**INSTRUCTIONS TO FOLLOW:**
Write out the material again exactly, please, and omit the pictures.
[Begin INPUT RECORDS]
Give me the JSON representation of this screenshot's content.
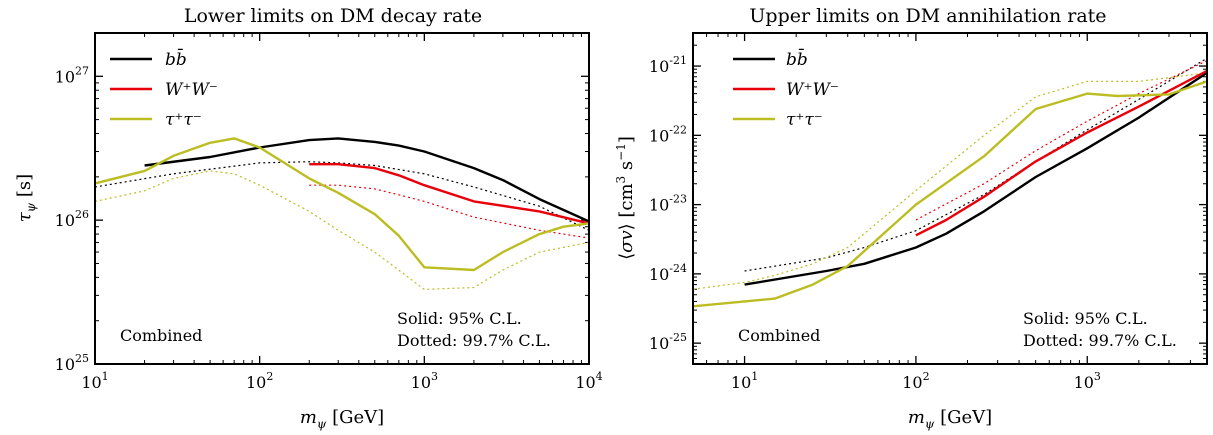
{
  "chart_data": [
    {
      "type": "line",
      "title": "Lower limits on DM decay rate",
      "xlabel": "m_ψ [GeV]",
      "ylabel": "τ_ψ [s]",
      "xscale": "log",
      "yscale": "log",
      "xlim": [
        10,
        10000
      ],
      "ylim": [
        1e+25,
        2e+27
      ],
      "x_ticks": [
        {
          "value": 10,
          "label": "10",
          "exp": "1"
        },
        {
          "value": 100,
          "label": "10",
          "exp": "2"
        },
        {
          "value": 1000,
          "label": "10",
          "exp": "3"
        },
        {
          "value": 10000,
          "label": "10",
          "exp": "4"
        }
      ],
      "y_ticks": [
        {
          "value": 1e+25,
          "label": "10",
          "exp": "25"
        },
        {
          "value": 1e+26,
          "label": "10",
          "exp": "26"
        },
        {
          "value": 1e+27,
          "label": "10",
          "exp": "27"
        }
      ],
      "legend_position": "top-left",
      "annotations": {
        "region": "Combined",
        "solid": "Solid: 95% C.L.",
        "dotted": "Dotted: 99.7% C.L."
      },
      "series": [
        {
          "name": "bb̄",
          "color": "#000000",
          "style": "solid",
          "x": [
            20,
            50,
            100,
            200,
            300,
            500,
            700,
            1000,
            2000,
            3000,
            5000,
            10000
          ],
          "y": [
            2.4e+26,
            2.75e+26,
            3.2e+26,
            3.6e+26,
            3.7e+26,
            3.5e+26,
            3.3e+26,
            3e+26,
            2.3e+26,
            1.9e+26,
            1.4e+26,
            9.8e+25
          ]
        },
        {
          "name": "W⁺W⁻",
          "color": "#e8000b",
          "style": "solid",
          "x": [
            200,
            300,
            500,
            700,
            1000,
            2000,
            5000,
            10000
          ],
          "y": [
            2.45e+26,
            2.45e+26,
            2.3e+26,
            2.05e+26,
            1.75e+26,
            1.35e+26,
            1.15e+26,
            9.5e+25
          ]
        },
        {
          "name": "τ⁺τ⁻",
          "color": "#bcbd22",
          "style": "solid",
          "x": [
            10,
            20,
            30,
            50,
            70,
            100,
            200,
            300,
            500,
            700,
            1000,
            2000,
            3000,
            5000,
            7000,
            10000
          ],
          "y": [
            1.8e+26,
            2.2e+26,
            2.8e+26,
            3.45e+26,
            3.7e+26,
            3.2e+26,
            1.95e+26,
            1.55e+26,
            1.1e+26,
            7.8e+25,
            4.7e+25,
            4.5e+25,
            6e+25,
            8e+25,
            9e+25,
            9.5e+25
          ]
        },
        {
          "color": "#000000",
          "style": "dotted",
          "x": [
            10,
            30,
            100,
            200,
            300,
            500,
            1000,
            2000,
            5000,
            10000
          ],
          "y": [
            1.7e+26,
            2.1e+26,
            2.5e+26,
            2.55e+26,
            2.5e+26,
            2.4e+26,
            2.1e+26,
            1.7e+26,
            1.25e+26,
            8.5e+25
          ]
        },
        {
          "color": "#e8000b",
          "style": "dotted",
          "x": [
            200,
            300,
            500,
            700,
            1000,
            2000,
            5000,
            10000
          ],
          "y": [
            1.75e+26,
            1.75e+26,
            1.65e+26,
            1.5e+26,
            1.35e+26,
            1.05e+26,
            8.5e+25,
            7.5e+25
          ]
        },
        {
          "color": "#bcbd22",
          "style": "dotted",
          "x": [
            10,
            20,
            30,
            50,
            70,
            100,
            200,
            300,
            500,
            1000,
            2000,
            3000,
            5000,
            10000
          ],
          "y": [
            1.35e+26,
            1.6e+26,
            1.95e+26,
            2.2e+26,
            2.1e+26,
            1.75e+26,
            1.15e+26,
            8.5e+25,
            6e+25,
            3.3e+25,
            3.4e+25,
            4.5e+25,
            6e+25,
            7e+25
          ]
        }
      ]
    },
    {
      "type": "line",
      "title": "Upper limits on DM annihilation rate",
      "xlabel": "m_ψ [GeV]",
      "ylabel": "⟨σv⟩ [cm³ s⁻¹]",
      "xscale": "log",
      "yscale": "log",
      "xlim": [
        5,
        5000
      ],
      "ylim": [
        5e-26,
        3e-21
      ],
      "x_ticks": [
        {
          "value": 10,
          "label": "10",
          "exp": "1"
        },
        {
          "value": 100,
          "label": "10",
          "exp": "2"
        },
        {
          "value": 1000,
          "label": "10",
          "exp": "3"
        }
      ],
      "y_ticks": [
        {
          "value": 1e-25,
          "label": "10",
          "exp": "-25"
        },
        {
          "value": 1e-24,
          "label": "10",
          "exp": "-24"
        },
        {
          "value": 1e-23,
          "label": "10",
          "exp": "-23"
        },
        {
          "value": 1e-22,
          "label": "10",
          "exp": "-22"
        },
        {
          "value": 1e-21,
          "label": "10",
          "exp": "-21"
        }
      ],
      "legend_position": "top-left",
      "annotations": {
        "region": "Combined",
        "solid": "Solid: 95% C.L.",
        "dotted": "Dotted: 99.7% C.L."
      },
      "series": [
        {
          "name": "bb̄",
          "color": "#000000",
          "style": "solid",
          "x": [
            10,
            30,
            50,
            100,
            150,
            250,
            500,
            1000,
            2000,
            5000
          ],
          "y": [
            7e-25,
            1.1e-24,
            1.4e-24,
            2.4e-24,
            3.8e-24,
            8e-24,
            2.5e-23,
            6.5e-23,
            1.8e-22,
            8e-22
          ]
        },
        {
          "name": "W⁺W⁻",
          "color": "#e8000b",
          "style": "solid",
          "x": [
            100,
            150,
            250,
            500,
            1000,
            2000,
            5000
          ],
          "y": [
            3.6e-24,
            6e-24,
            1.3e-23,
            4.2e-23,
            1.1e-22,
            2.6e-22,
            8.5e-22
          ]
        },
        {
          "name": "τ⁺τ⁻",
          "color": "#bcbd22",
          "style": "solid",
          "x": [
            5,
            10,
            15,
            25,
            40,
            100,
            250,
            500,
            1000,
            1500,
            3000,
            5000
          ],
          "y": [
            3.4e-25,
            4e-25,
            4.4e-25,
            7e-25,
            1.3e-24,
            1e-23,
            5e-23,
            2.4e-22,
            4e-22,
            3.7e-22,
            3.9e-22,
            6e-22
          ]
        },
        {
          "color": "#000000",
          "style": "dotted",
          "x": [
            10,
            30,
            50,
            100,
            250,
            500,
            1000,
            2000,
            5000
          ],
          "y": [
            1.1e-24,
            1.7e-24,
            2.4e-24,
            4.2e-24,
            1.4e-23,
            4.2e-23,
            1.2e-22,
            3.3e-22,
            1.3e-21
          ]
        },
        {
          "color": "#e8000b",
          "style": "dotted",
          "x": [
            100,
            250,
            500,
            1000,
            2000,
            5000
          ],
          "y": [
            6e-24,
            2e-23,
            6e-23,
            1.6e-22,
            4e-22,
            1.2e-21
          ]
        },
        {
          "color": "#bcbd22",
          "style": "dotted",
          "x": [
            5,
            10,
            15,
            25,
            40,
            100,
            250,
            500,
            1000,
            2000,
            5000
          ],
          "y": [
            6e-25,
            7.5e-25,
            9.5e-25,
            1.4e-24,
            2.4e-24,
            1.6e-23,
            1e-22,
            3.6e-22,
            6e-22,
            6e-22,
            8e-22
          ]
        }
      ]
    }
  ]
}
[End INPUT RECORDS]
**SOLUTION TO THIS PROBLEM:**
Give me the JSON representation of this screenshot's content.
{
  "chart_data": [
    {
      "type": "line",
      "title": "Lower limits on DM decay rate",
      "xlabel": "m_ψ [GeV]",
      "ylabel": "τ_ψ [s]",
      "xscale": "log",
      "yscale": "log",
      "xlim": [
        10,
        10000
      ],
      "ylim": [
        1e+25,
        2e+27
      ],
      "x_ticks": [
        {
          "value": 10,
          "label": "10",
          "exp": "1"
        },
        {
          "value": 100,
          "label": "10",
          "exp": "2"
        },
        {
          "value": 1000,
          "label": "10",
          "exp": "3"
        },
        {
          "value": 10000,
          "label": "10",
          "exp": "4"
        }
      ],
      "y_ticks": [
        {
          "value": 1e+25,
          "label": "10",
          "exp": "25"
        },
        {
          "value": 1e+26,
          "label": "10",
          "exp": "26"
        },
        {
          "value": 1e+27,
          "label": "10",
          "exp": "27"
        }
      ],
      "legend_position": "top-left",
      "annotations": {
        "region": "Combined",
        "solid": "Solid: 95% C.L.",
        "dotted": "Dotted: 99.7% C.L."
      },
      "series": [
        {
          "name": "bb̄",
          "color": "#000000",
          "style": "solid",
          "x": [
            20,
            50,
            100,
            200,
            300,
            500,
            700,
            1000,
            2000,
            3000,
            5000,
            10000
          ],
          "y": [
            2.4e+26,
            2.75e+26,
            3.2e+26,
            3.6e+26,
            3.7e+26,
            3.5e+26,
            3.3e+26,
            3e+26,
            2.3e+26,
            1.9e+26,
            1.4e+26,
            9.8e+25
          ]
        },
        {
          "name": "W⁺W⁻",
          "color": "#e8000b",
          "style": "solid",
          "x": [
            200,
            300,
            500,
            700,
            1000,
            2000,
            5000,
            10000
          ],
          "y": [
            2.45e+26,
            2.45e+26,
            2.3e+26,
            2.05e+26,
            1.75e+26,
            1.35e+26,
            1.15e+26,
            9.5e+25
          ]
        },
        {
          "name": "τ⁺τ⁻",
          "color": "#bcbd22",
          "style": "solid",
          "x": [
            10,
            20,
            30,
            50,
            70,
            100,
            200,
            300,
            500,
            700,
            1000,
            2000,
            3000,
            5000,
            7000,
            10000
          ],
          "y": [
            1.8e+26,
            2.2e+26,
            2.8e+26,
            3.45e+26,
            3.7e+26,
            3.2e+26,
            1.95e+26,
            1.55e+26,
            1.1e+26,
            7.8e+25,
            4.7e+25,
            4.5e+25,
            6e+25,
            8e+25,
            9e+25,
            9.5e+25
          ]
        },
        {
          "color": "#000000",
          "style": "dotted",
          "x": [
            10,
            30,
            100,
            200,
            300,
            500,
            1000,
            2000,
            5000,
            10000
          ],
          "y": [
            1.7e+26,
            2.1e+26,
            2.5e+26,
            2.55e+26,
            2.5e+26,
            2.4e+26,
            2.1e+26,
            1.7e+26,
            1.25e+26,
            8.5e+25
          ]
        },
        {
          "color": "#e8000b",
          "style": "dotted",
          "x": [
            200,
            300,
            500,
            700,
            1000,
            2000,
            5000,
            10000
          ],
          "y": [
            1.75e+26,
            1.75e+26,
            1.65e+26,
            1.5e+26,
            1.35e+26,
            1.05e+26,
            8.5e+25,
            7.5e+25
          ]
        },
        {
          "color": "#bcbd22",
          "style": "dotted",
          "x": [
            10,
            20,
            30,
            50,
            70,
            100,
            200,
            300,
            500,
            1000,
            2000,
            3000,
            5000,
            10000
          ],
          "y": [
            1.35e+26,
            1.6e+26,
            1.95e+26,
            2.2e+26,
            2.1e+26,
            1.75e+26,
            1.15e+26,
            8.5e+25,
            6e+25,
            3.3e+25,
            3.4e+25,
            4.5e+25,
            6e+25,
            7e+25
          ]
        }
      ]
    },
    {
      "type": "line",
      "title": "Upper limits on DM annihilation rate",
      "xlabel": "m_ψ [GeV]",
      "ylabel": "⟨σv⟩ [cm³ s⁻¹]",
      "xscale": "log",
      "yscale": "log",
      "xlim": [
        5,
        5000
      ],
      "ylim": [
        5e-26,
        3e-21
      ],
      "x_ticks": [
        {
          "value": 10,
          "label": "10",
          "exp": "1"
        },
        {
          "value": 100,
          "label": "10",
          "exp": "2"
        },
        {
          "value": 1000,
          "label": "10",
          "exp": "3"
        }
      ],
      "y_ticks": [
        {
          "value": 1e-25,
          "label": "10",
          "exp": "-25"
        },
        {
          "value": 1e-24,
          "label": "10",
          "exp": "-24"
        },
        {
          "value": 1e-23,
          "label": "10",
          "exp": "-23"
        },
        {
          "value": 1e-22,
          "label": "10",
          "exp": "-22"
        },
        {
          "value": 1e-21,
          "label": "10",
          "exp": "-21"
        }
      ],
      "legend_position": "top-left",
      "annotations": {
        "region": "Combined",
        "solid": "Solid: 95% C.L.",
        "dotted": "Dotted: 99.7% C.L."
      },
      "series": [
        {
          "name": "bb̄",
          "color": "#000000",
          "style": "solid",
          "x": [
            10,
            30,
            50,
            100,
            150,
            250,
            500,
            1000,
            2000,
            5000
          ],
          "y": [
            7e-25,
            1.1e-24,
            1.4e-24,
            2.4e-24,
            3.8e-24,
            8e-24,
            2.5e-23,
            6.5e-23,
            1.8e-22,
            8e-22
          ]
        },
        {
          "name": "W⁺W⁻",
          "color": "#e8000b",
          "style": "solid",
          "x": [
            100,
            150,
            250,
            500,
            1000,
            2000,
            5000
          ],
          "y": [
            3.6e-24,
            6e-24,
            1.3e-23,
            4.2e-23,
            1.1e-22,
            2.6e-22,
            8.5e-22
          ]
        },
        {
          "name": "τ⁺τ⁻",
          "color": "#bcbd22",
          "style": "solid",
          "x": [
            5,
            10,
            15,
            25,
            40,
            100,
            250,
            500,
            1000,
            1500,
            3000,
            5000
          ],
          "y": [
            3.4e-25,
            4e-25,
            4.4e-25,
            7e-25,
            1.3e-24,
            1e-23,
            5e-23,
            2.4e-22,
            4e-22,
            3.7e-22,
            3.9e-22,
            6e-22
          ]
        },
        {
          "color": "#000000",
          "style": "dotted",
          "x": [
            10,
            30,
            50,
            100,
            250,
            500,
            1000,
            2000,
            5000
          ],
          "y": [
            1.1e-24,
            1.7e-24,
            2.4e-24,
            4.2e-24,
            1.4e-23,
            4.2e-23,
            1.2e-22,
            3.3e-22,
            1.3e-21
          ]
        },
        {
          "color": "#e8000b",
          "style": "dotted",
          "x": [
            100,
            250,
            500,
            1000,
            2000,
            5000
          ],
          "y": [
            6e-24,
            2e-23,
            6e-23,
            1.6e-22,
            4e-22,
            1.2e-21
          ]
        },
        {
          "color": "#bcbd22",
          "style": "dotted",
          "x": [
            5,
            10,
            15,
            25,
            40,
            100,
            250,
            500,
            1000,
            2000,
            5000
          ],
          "y": [
            6e-25,
            7.5e-25,
            9.5e-25,
            1.4e-24,
            2.4e-24,
            1.6e-23,
            1e-22,
            3.6e-22,
            6e-22,
            6e-22,
            8e-22
          ]
        }
      ]
    }
  ]
}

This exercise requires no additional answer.